Given task |
Write the records out again, keeping each line exactly as it is.

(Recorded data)
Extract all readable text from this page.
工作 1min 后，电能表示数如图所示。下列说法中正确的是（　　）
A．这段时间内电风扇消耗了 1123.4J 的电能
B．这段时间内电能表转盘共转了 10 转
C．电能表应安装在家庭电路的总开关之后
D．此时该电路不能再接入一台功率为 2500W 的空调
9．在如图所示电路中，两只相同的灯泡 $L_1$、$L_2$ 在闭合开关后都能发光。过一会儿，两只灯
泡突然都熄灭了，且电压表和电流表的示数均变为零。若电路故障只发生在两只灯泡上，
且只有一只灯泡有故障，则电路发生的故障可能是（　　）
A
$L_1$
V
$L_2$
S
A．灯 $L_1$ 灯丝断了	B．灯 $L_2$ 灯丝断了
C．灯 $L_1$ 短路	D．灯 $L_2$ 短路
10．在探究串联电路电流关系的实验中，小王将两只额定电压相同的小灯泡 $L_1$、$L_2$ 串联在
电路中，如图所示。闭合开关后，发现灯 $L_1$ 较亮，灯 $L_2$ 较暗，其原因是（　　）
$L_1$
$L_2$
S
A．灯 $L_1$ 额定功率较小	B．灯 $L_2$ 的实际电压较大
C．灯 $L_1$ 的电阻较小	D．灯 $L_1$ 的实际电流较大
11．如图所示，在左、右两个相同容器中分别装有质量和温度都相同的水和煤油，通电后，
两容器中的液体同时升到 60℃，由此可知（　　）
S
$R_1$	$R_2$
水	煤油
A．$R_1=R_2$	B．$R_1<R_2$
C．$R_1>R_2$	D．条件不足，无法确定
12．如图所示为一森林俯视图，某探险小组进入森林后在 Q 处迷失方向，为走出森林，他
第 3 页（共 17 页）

Finished answer |
Extract all readable text from this page.
工作 1min 后，电能表示数如图所示。下列说法中正确的是（　　）
A．这段时间内电风扇消耗了 1123.4J 的电能
B．这段时间内电能表转盘共转了 10 转
C．电能表应安装在家庭电路的总开关之后
D．此时该电路不能再接入一台功率为 2500W 的空调
9．在如图所示电路中，两只相同的灯泡 $L_1$、$L_2$ 在闭合开关后都能发光。过一会儿，两只灯
泡突然都熄灭了，且电压表和电流表的示数均变为零。若电路故障只发生在两只灯泡上，
且只有一只灯泡有故障，则电路发生的故障可能是（　　）
A
$L_1$
V
$L_2$
S
A．灯 $L_1$ 灯丝断了	B．灯 $L_2$ 灯丝断了
C．灯 $L_1$ 短路	D．灯 $L_2$ 短路
10．在探究串联电路电流关系的实验中，小王将两只额定电压相同的小灯泡 $L_1$、$L_2$ 串联在
电路中，如图所示。闭合开关后，发现灯 $L_1$ 较亮，灯 $L_2$ 较暗，其原因是（　　）
$L_1$
$L_2$
S
A．灯 $L_1$ 额定功率较小	B．灯 $L_2$ 的实际电压较大
C．灯 $L_1$ 的电阻较小	D．灯 $L_1$ 的实际电流较大
11．如图所示，在左、右两个相同容器中分别装有质量和温度都相同的水和煤油，通电后，
两容器中的液体同时升到 60℃，由此可知（　　）
S
$R_1$	$R_2$
水	煤油
A．$R_1=R_2$	B．$R_1<R_2$
C．$R_1>R_2$	D．条件不足，无法确定
12．如图所示为一森林俯视图，某探险小组进入森林后在 Q 处迷失方向，为走出森林，他
第 3 页（共 17 页）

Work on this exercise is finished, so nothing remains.